[Records excerpted from a collection]
==========

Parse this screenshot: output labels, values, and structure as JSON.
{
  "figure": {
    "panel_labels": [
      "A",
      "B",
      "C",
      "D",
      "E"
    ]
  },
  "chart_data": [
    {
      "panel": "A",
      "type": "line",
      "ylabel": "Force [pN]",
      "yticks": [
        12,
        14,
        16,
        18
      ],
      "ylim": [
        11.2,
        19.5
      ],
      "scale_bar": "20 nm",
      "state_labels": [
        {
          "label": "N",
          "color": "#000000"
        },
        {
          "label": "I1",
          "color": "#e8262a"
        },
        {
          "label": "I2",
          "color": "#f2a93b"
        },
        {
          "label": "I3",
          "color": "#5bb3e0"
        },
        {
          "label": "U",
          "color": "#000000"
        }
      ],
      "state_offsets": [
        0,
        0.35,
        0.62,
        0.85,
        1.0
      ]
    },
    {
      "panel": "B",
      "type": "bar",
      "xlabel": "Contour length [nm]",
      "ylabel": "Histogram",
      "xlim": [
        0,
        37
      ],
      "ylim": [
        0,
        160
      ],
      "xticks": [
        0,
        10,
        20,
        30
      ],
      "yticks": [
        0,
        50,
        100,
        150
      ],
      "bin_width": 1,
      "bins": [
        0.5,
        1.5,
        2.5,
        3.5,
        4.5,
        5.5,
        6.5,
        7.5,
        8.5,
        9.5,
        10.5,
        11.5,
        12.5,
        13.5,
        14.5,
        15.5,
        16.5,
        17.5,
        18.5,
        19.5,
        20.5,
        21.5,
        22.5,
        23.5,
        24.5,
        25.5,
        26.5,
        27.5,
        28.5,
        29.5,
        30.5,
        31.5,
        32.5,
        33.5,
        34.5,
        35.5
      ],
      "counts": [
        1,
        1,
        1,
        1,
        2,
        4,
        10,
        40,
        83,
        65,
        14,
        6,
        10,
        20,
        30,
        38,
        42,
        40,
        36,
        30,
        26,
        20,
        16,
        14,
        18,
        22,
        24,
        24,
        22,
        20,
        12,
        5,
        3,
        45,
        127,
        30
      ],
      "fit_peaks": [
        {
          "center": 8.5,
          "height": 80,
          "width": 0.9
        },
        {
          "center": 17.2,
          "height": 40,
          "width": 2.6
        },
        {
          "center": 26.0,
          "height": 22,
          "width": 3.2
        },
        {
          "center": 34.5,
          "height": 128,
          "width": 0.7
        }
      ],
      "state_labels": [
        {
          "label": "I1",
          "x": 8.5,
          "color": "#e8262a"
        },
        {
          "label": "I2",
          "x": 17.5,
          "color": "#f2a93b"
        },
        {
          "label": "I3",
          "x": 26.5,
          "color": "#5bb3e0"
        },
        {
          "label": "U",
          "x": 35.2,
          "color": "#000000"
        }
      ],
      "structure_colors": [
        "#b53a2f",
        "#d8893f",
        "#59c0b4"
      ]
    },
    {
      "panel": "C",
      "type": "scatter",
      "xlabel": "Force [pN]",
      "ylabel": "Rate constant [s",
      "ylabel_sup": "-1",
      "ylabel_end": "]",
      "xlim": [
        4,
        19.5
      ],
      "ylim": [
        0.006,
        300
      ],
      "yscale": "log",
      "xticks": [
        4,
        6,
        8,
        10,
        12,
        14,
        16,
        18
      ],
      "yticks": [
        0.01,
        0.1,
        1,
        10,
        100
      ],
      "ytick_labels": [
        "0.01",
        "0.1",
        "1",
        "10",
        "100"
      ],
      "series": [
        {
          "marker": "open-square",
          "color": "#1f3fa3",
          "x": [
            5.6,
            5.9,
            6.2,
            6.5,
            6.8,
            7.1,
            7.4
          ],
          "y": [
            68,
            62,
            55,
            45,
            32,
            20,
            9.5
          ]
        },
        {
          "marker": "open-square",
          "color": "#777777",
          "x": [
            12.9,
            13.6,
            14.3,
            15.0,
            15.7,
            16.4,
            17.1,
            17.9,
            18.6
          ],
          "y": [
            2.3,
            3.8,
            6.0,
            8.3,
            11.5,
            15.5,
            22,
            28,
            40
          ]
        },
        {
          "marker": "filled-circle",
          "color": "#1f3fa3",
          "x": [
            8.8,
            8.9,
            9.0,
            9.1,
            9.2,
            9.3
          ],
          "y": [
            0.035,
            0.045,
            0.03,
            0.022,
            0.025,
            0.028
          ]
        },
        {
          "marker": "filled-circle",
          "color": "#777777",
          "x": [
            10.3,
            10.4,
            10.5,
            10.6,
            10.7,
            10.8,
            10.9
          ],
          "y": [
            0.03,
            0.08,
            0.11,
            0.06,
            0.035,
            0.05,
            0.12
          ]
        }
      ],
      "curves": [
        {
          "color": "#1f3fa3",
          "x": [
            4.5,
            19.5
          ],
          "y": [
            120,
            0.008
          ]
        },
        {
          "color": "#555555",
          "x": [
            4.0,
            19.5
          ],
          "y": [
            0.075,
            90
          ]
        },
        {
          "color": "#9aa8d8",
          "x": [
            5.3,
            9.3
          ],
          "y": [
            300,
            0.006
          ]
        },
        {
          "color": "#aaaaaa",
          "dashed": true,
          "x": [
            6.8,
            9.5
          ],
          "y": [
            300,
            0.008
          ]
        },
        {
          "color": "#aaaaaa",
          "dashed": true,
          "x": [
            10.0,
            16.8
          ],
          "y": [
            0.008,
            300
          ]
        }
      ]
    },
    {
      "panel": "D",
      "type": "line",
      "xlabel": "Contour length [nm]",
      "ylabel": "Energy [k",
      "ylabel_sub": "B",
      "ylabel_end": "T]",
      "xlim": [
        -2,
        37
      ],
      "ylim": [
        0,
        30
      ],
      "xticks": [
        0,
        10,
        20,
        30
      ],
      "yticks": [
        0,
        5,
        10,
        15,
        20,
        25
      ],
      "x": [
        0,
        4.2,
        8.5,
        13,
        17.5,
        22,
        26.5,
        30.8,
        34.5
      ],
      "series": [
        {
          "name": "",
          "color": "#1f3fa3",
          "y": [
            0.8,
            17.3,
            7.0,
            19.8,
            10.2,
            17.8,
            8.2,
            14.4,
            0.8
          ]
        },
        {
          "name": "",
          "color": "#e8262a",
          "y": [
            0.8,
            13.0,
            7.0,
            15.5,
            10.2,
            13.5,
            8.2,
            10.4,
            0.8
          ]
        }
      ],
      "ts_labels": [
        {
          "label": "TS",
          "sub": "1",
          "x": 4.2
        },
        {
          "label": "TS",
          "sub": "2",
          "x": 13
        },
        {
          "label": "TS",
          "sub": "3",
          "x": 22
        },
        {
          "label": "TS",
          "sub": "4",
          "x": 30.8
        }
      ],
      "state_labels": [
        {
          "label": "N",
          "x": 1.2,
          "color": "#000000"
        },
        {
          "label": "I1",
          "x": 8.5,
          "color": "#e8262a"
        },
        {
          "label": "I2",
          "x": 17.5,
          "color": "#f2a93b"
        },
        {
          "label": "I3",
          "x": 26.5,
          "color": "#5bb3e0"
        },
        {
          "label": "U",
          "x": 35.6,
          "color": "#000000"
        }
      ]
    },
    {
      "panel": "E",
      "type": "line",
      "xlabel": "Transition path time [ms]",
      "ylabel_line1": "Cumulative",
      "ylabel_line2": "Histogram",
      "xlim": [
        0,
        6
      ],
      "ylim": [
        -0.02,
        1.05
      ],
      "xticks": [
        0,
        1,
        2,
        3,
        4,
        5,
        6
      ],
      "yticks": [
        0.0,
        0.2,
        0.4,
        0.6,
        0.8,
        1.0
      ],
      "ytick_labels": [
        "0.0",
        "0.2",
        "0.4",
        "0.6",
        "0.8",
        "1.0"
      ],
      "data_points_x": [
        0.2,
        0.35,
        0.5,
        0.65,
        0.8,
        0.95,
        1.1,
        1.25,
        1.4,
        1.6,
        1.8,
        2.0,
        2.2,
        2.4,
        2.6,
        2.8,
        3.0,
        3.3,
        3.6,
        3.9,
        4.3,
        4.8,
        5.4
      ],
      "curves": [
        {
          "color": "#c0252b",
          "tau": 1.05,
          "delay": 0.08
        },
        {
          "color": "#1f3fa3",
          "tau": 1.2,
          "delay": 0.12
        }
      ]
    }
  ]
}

==========

_Exercise details_. Find every line above that contains the word "xlabel", and return each one.

_The solution_.
      "xlabel": "Contour length [nm]",
      "xlabel": "Force [pN]",
      "xlabel": "Contour length [nm]",
      "xlabel": "Transition path time [ms]",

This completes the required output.